>> BEGIN Records for this exercise

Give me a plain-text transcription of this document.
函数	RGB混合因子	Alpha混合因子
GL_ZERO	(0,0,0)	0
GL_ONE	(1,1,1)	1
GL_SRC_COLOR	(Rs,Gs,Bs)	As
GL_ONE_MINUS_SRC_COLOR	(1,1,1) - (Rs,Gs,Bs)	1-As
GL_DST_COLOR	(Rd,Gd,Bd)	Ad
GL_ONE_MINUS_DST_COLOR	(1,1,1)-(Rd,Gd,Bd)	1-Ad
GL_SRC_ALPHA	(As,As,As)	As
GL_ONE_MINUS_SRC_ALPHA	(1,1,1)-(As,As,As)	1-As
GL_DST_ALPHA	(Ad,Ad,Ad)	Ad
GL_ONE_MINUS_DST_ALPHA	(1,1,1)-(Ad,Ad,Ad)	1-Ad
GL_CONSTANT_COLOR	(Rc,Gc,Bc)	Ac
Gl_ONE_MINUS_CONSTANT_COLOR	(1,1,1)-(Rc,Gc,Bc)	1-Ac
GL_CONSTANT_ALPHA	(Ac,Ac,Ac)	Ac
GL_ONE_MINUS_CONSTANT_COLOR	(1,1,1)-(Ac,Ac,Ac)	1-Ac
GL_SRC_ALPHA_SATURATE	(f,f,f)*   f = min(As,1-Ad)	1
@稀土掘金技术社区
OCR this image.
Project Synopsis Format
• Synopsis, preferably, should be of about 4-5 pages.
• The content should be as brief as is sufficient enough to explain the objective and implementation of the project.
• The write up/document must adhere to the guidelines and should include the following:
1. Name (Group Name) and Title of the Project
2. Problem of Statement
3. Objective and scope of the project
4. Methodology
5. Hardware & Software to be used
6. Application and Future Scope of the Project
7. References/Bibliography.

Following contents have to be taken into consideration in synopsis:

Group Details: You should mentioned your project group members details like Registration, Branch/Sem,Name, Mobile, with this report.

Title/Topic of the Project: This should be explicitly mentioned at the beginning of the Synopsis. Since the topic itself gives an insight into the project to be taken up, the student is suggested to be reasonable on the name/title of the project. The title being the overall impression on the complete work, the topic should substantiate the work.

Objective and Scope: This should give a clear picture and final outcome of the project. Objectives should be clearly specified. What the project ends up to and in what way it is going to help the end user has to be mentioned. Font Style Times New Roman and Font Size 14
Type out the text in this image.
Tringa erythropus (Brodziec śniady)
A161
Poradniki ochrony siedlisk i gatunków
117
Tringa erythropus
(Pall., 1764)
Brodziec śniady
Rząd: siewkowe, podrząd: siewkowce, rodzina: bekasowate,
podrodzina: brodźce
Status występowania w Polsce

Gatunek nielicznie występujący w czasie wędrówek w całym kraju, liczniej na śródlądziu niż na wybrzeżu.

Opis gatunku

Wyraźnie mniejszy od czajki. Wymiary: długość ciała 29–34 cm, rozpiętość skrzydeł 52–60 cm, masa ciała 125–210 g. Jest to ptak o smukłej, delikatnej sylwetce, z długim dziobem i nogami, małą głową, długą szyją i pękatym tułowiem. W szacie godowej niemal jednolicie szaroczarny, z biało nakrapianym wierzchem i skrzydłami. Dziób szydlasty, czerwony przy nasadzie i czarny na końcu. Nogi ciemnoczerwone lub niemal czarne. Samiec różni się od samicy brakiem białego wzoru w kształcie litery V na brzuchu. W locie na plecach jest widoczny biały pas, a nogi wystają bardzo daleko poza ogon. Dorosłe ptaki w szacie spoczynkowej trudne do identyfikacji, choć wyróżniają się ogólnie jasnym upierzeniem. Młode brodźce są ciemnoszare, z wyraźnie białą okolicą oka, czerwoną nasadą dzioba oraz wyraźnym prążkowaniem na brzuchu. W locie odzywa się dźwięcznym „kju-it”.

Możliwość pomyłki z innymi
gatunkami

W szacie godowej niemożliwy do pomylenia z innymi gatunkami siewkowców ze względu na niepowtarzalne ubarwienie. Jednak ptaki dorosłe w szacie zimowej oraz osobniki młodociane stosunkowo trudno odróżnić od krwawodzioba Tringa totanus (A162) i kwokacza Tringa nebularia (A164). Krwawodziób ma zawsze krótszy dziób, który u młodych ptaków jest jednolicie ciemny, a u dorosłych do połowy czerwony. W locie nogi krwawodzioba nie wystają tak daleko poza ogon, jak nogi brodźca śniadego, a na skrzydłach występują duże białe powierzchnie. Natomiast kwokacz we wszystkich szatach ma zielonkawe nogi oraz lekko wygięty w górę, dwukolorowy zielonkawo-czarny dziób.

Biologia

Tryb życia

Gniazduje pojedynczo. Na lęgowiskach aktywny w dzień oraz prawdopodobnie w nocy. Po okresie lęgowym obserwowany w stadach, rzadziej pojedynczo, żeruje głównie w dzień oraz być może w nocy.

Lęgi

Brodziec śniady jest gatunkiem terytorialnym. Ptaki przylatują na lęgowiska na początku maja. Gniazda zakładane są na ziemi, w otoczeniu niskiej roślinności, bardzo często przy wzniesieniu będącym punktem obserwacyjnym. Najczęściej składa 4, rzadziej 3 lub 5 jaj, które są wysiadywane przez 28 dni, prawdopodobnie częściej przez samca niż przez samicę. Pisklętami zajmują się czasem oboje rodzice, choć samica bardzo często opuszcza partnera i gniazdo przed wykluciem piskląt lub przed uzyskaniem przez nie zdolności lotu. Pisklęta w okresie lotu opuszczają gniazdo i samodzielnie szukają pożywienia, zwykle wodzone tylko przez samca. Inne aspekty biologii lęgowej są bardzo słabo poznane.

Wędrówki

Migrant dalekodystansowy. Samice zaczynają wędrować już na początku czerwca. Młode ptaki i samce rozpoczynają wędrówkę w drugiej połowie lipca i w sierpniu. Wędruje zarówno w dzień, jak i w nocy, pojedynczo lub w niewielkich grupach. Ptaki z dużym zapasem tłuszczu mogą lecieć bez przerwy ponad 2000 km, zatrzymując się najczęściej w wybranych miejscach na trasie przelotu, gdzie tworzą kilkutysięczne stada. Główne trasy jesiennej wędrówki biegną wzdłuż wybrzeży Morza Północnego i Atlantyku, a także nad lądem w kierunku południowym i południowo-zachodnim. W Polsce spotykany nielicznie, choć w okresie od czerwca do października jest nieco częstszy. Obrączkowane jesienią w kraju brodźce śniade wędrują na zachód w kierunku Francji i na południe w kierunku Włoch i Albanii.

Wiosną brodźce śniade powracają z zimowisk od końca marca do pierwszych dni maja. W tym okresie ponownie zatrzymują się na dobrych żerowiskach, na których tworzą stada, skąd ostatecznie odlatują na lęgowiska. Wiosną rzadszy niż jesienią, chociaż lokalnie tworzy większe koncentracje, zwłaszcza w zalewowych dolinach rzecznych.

>> END Records for this exercise

**What is being asked**
All of the data needs to be reproduced exactly, with no line missing.

**Answer to this task**
Give me a plain-text transcription of this document.
函数	RGB混合因子	Alpha混合因子
GL_ZERO	(0,0,0)	0
GL_ONE	(1,1,1)	1
GL_SRC_COLOR	(Rs,Gs,Bs)	As
GL_ONE_MINUS_SRC_COLOR	(1,1,1) - (Rs,Gs,Bs)	1-As
GL_DST_COLOR	(Rd,Gd,Bd)	Ad
GL_ONE_MINUS_DST_COLOR	(1,1,1)-(Rd,Gd,Bd)	1-Ad
GL_SRC_ALPHA	(As,As,As)	As
GL_ONE_MINUS_SRC_ALPHA	(1,1,1)-(As,As,As)	1-As
GL_DST_ALPHA	(Ad,Ad,Ad)	Ad
GL_ONE_MINUS_DST_ALPHA	(1,1,1)-(Ad,Ad,Ad)	1-Ad
GL_CONSTANT_COLOR	(Rc,Gc,Bc)	Ac
Gl_ONE_MINUS_CONSTANT_COLOR	(1,1,1)-(Rc,Gc,Bc)	1-Ac
GL_CONSTANT_ALPHA	(Ac,Ac,Ac)	Ac
GL_ONE_MINUS_CONSTANT_COLOR	(1,1,1)-(Ac,Ac,Ac)	1-Ac
GL_SRC_ALPHA_SATURATE	(f,f,f)*   f = min(As,1-Ad)	1
@稀土掘金技术社区
OCR this image.
Project Synopsis Format
• Synopsis, preferably, should be of about 4-5 pages.
• The content should be as brief as is sufficient enough to explain the objective and implementation of the project.
• The write up/document must adhere to the guidelines and should include the following:
1. Name (Group Name) and Title of the Project
2. Problem of Statement
3. Objective and scope of the project
4. Methodology
5. Hardware & Software to be used
6. Application and Future Scope of the Project
7. References/Bibliography.

Following contents have to be taken into consideration in synopsis:

Group Details: You should mentioned your project group members details like Registration, Branch/Sem,Name, Mobile, with this report.

Title/Topic of the Project: This should be explicitly mentioned at the beginning of the Synopsis. Since the topic itself gives an insight into the project to be taken up, the student is suggested to be reasonable on the name/title of the project. The title being the overall impression on the complete work, the topic should substantiate the work.

Objective and Scope: This should give a clear picture and final outcome of the project. Objectives should be clearly specified. What the project ends up to and in what way it is going to help the end user has to be mentioned. Font Style Times New Roman and Font Size 14
Type out the text in this image.
Tringa erythropus (Brodziec śniady)
A161
Poradniki ochrony siedlisk i gatunków
117
Tringa erythropus
(Pall., 1764)
Brodziec śniady
Rząd: siewkowe, podrząd: siewkowce, rodzina: bekasowate,
podrodzina: brodźce
Status występowania w Polsce

Gatunek nielicznie występujący w czasie wędrówek w całym kraju, liczniej na śródlądziu niż na wybrzeżu.

Opis gatunku

Wyraźnie mniejszy od czajki. Wymiary: długość ciała 29–34 cm, rozpiętość skrzydeł 52–60 cm, masa ciała 125–210 g. Jest to ptak o smukłej, delikatnej sylwetce, z długim dziobem i nogami, małą głową, długą szyją i pękatym tułowiem. W szacie godowej niemal jednolicie szaroczarny, z biało nakrapianym wierzchem i skrzydłami. Dziób szydlasty, czerwony przy nasadzie i czarny na końcu. Nogi ciemnoczerwone lub niemal czarne. Samiec różni się od samicy brakiem białego wzoru w kształcie litery V na brzuchu. W locie na plecach jest widoczny biały pas, a nogi wystają bardzo daleko poza ogon. Dorosłe ptaki w szacie spoczynkowej trudne do identyfikacji, choć wyróżniają się ogólnie jasnym upierzeniem. Młode brodźce są ciemnoszare, z wyraźnie białą okolicą oka, czerwoną nasadą dzioba oraz wyraźnym prążkowaniem na brzuchu. W locie odzywa się dźwięcznym „kju-it”.

Możliwość pomyłki z innymi
gatunkami

W szacie godowej niemożliwy do pomylenia z innymi gatunkami siewkowców ze względu na niepowtarzalne ubarwienie. Jednak ptaki dorosłe w szacie zimowej oraz osobniki młodociane stosunkowo trudno odróżnić od krwawodzioba Tringa totanus (A162) i kwokacza Tringa nebularia (A164). Krwawodziób ma zawsze krótszy dziób, który u młodych ptaków jest jednolicie ciemny, a u dorosłych do połowy czerwony. W locie nogi krwawodzioba nie wystają tak daleko poza ogon, jak nogi brodźca śniadego, a na skrzydłach występują duże białe powierzchnie. Natomiast kwokacz we wszystkich szatach ma zielonkawe nogi oraz lekko wygięty w górę, dwukolorowy zielonkawo-czarny dziób.

Biologia

Tryb życia

Gniazduje pojedynczo. Na lęgowiskach aktywny w dzień oraz prawdopodobnie w nocy. Po okresie lęgowym obserwowany w stadach, rzadziej pojedynczo, żeruje głównie w dzień oraz być może w nocy.

Lęgi

Brodziec śniady jest gatunkiem terytorialnym. Ptaki przylatują na lęgowiska na początku maja. Gniazda zakładane są na ziemi, w otoczeniu niskiej roślinności, bardzo często przy wzniesieniu będącym punktem obserwacyjnym. Najczęściej składa 4, rzadziej 3 lub 5 jaj, które są wysiadywane przez 28 dni, prawdopodobnie częściej przez samca niż przez samicę. Pisklętami zajmują się czasem oboje rodzice, choć samica bardzo często opuszcza partnera i gniazdo przed wykluciem piskląt lub przed uzyskaniem przez nie zdolności lotu. Pisklęta w okresie lotu opuszczają gniazdo i samodzielnie szukają pożywienia, zwykle wodzone tylko przez samca. Inne aspekty biologii lęgowej są bardzo słabo poznane.

Wędrówki

Migrant dalekodystansowy. Samice zaczynają wędrować już na początku czerwca. Młode ptaki i samce rozpoczynają wędrówkę w drugiej połowie lipca i w sierpniu. Wędruje zarówno w dzień, jak i w nocy, pojedynczo lub w niewielkich grupach. Ptaki z dużym zapasem tłuszczu mogą lecieć bez przerwy ponad 2000 km, zatrzymując się najczęściej w wybranych miejscach na trasie przelotu, gdzie tworzą kilkutysięczne stada. Główne trasy jesiennej wędrówki biegną wzdłuż wybrzeży Morza Północnego i Atlantyku, a także nad lądem w kierunku południowym i południowo-zachodnim. W Polsce spotykany nielicznie, choć w okresie od czerwca do października jest nieco częstszy. Obrączkowane jesienią w kraju brodźce śniade wędrują na zachód w kierunku Francji i na południe w kierunku Włoch i Albanii.

Wiosną brodźce śniade powracają z zimowisk od końca marca do pierwszych dni maja. W tym okresie ponownie zatrzymują się na dobrych żerowiskach, na których tworzą stada, skąd ostatecznie odlatują na lęgowiska. Wiosną rzadszy niż jesienią, chociaż lokalnie tworzy większe koncentracje, zwłaszcza w zalewowych dolinach rzecznych.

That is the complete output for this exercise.